Set problem>
Filter these entries, keeping only lines that hold the word "OpenClaw".

# Materials provided start

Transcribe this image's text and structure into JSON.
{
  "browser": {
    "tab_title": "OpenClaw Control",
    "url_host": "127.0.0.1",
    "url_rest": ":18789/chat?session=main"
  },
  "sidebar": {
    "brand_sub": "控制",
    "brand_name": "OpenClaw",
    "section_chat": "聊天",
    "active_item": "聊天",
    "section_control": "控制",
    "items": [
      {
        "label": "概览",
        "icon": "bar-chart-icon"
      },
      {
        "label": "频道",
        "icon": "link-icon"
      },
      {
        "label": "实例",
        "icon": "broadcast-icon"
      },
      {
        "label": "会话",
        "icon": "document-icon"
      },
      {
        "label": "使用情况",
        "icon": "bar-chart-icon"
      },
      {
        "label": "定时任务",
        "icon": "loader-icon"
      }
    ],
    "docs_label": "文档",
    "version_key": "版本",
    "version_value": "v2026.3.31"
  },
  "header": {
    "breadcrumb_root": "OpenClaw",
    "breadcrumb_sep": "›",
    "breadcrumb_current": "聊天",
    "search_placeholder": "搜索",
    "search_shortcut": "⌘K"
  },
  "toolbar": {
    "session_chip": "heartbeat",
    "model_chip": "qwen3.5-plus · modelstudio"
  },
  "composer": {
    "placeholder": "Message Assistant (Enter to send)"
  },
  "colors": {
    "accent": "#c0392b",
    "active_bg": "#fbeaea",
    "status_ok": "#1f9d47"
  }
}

# Materials provided end

Solution to this exercise>
    "tab_title": "OpenClaw Control",
    "brand_name": "OpenClaw",
    "breadcrumb_root": "OpenClaw",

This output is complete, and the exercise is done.